--- START DATA IN THIS EXERCISE ---
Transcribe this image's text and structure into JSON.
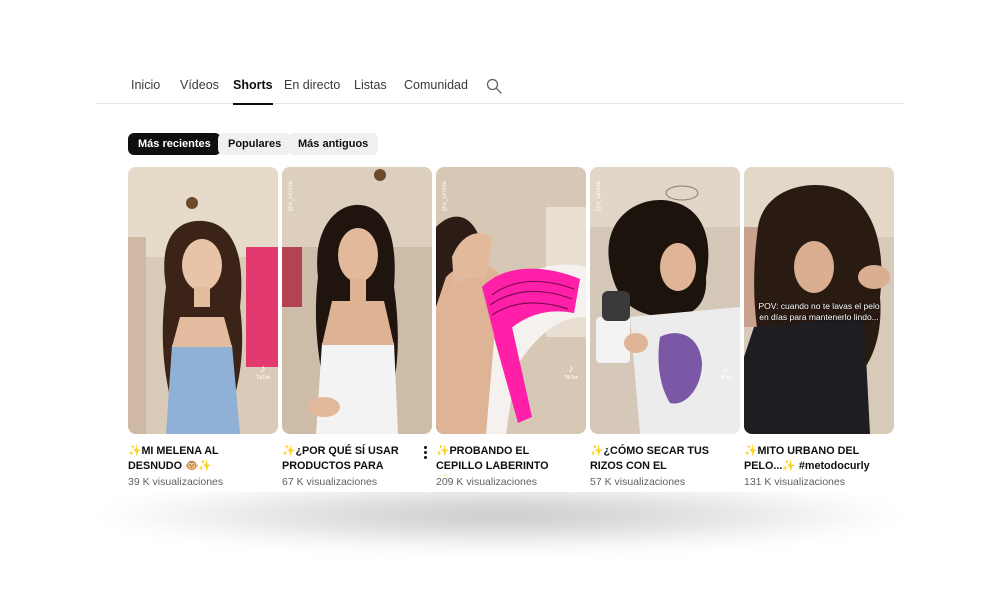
{
  "nav": {
    "tabs": [
      {
        "label": "Inicio"
      },
      {
        "label": "Vídeos"
      },
      {
        "label": "Shorts"
      },
      {
        "label": "En directo"
      },
      {
        "label": "Listas"
      },
      {
        "label": "Comunidad"
      }
    ],
    "active_tab": "Shorts",
    "search_icon": "search-icon"
  },
  "filters": {
    "chips": [
      {
        "label": "Más recientes"
      },
      {
        "label": "Populares"
      },
      {
        "label": "Más antiguos"
      }
    ],
    "active_chip": "Más recientes"
  },
  "shorts": [
    {
      "title": "✨MI MELENA AL DESNUDO 🐵✨ #metodocurly",
      "views": "39 K visualizaciones",
      "watermark": "TikTok"
    },
    {
      "title": "✨¿POR QUÉ SÍ USAR PRODUCTOS PARA RIZOS?...",
      "views": "67 K visualizaciones",
      "handle": "@a_lumina"
    },
    {
      "title": "✨PROBANDO EL CEPILLO LABERINTO ✨...",
      "views": "209 K visualizaciones",
      "handle": "@a_lumina",
      "watermark": "TikTok"
    },
    {
      "title": "✨¿CÓMO SECAR TUS RIZOS CON EL DIFUSOR?...",
      "views": "57 K visualizaciones",
      "handle": "@a_lumina",
      "watermark": "TikTok"
    },
    {
      "title": "✨MITO URBANO DEL PELO...✨ #metodocurly",
      "views": "131 K visualizaciones",
      "overlay_text": "POV: cuando no te lavas el pelo en días para mantenerlo lindo..."
    }
  ],
  "colors": {
    "active_chip_bg": "#0f0f0f",
    "chip_bg": "#f0f0f0",
    "brush_pink": "#ff1fa8"
  }
}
--- END DATA IN THIS EXERCISE ---
PROMPT:
Go through the listing above and write it out again exactly, dropping the pictures.

ANSWER TO THIS PROBLEM:
Transcribe this image's text and structure into JSON.
{
  "nav": {
    "tabs": [
      {
        "label": "Inicio"
      },
      {
        "label": "Vídeos"
      },
      {
        "label": "Shorts"
      },
      {
        "label": "En directo"
      },
      {
        "label": "Listas"
      },
      {
        "label": "Comunidad"
      }
    ],
    "active_tab": "Shorts",
    "search_icon": "search-icon"
  },
  "filters": {
    "chips": [
      {
        "label": "Más recientes"
      },
      {
        "label": "Populares"
      },
      {
        "label": "Más antiguos"
      }
    ],
    "active_chip": "Más recientes"
  },
  "shorts": [
    {
      "title": "✨MI MELENA AL DESNUDO 🐵✨ #metodocurly",
      "views": "39 K visualizaciones",
      "watermark": "TikTok"
    },
    {
      "title": "✨¿POR QUÉ SÍ USAR PRODUCTOS PARA RIZOS?...",
      "views": "67 K visualizaciones",
      "handle": "@a_lumina"
    },
    {
      "title": "✨PROBANDO EL CEPILLO LABERINTO ✨...",
      "views": "209 K visualizaciones",
      "handle": "@a_lumina",
      "watermark": "TikTok"
    },
    {
      "title": "✨¿CÓMO SECAR TUS RIZOS CON EL DIFUSOR?...",
      "views": "57 K visualizaciones",
      "handle": "@a_lumina",
      "watermark": "TikTok"
    },
    {
      "title": "✨MITO URBANO DEL PELO...✨ #metodocurly",
      "views": "131 K visualizaciones",
      "overlay_text": "POV: cuando no te lavas el pelo en días para mantenerlo lindo..."
    }
  ],
  "colors": {
    "active_chip_bg": "#0f0f0f",
    "chip_bg": "#f0f0f0",
    "brush_pink": "#ff1fa8"
  }
}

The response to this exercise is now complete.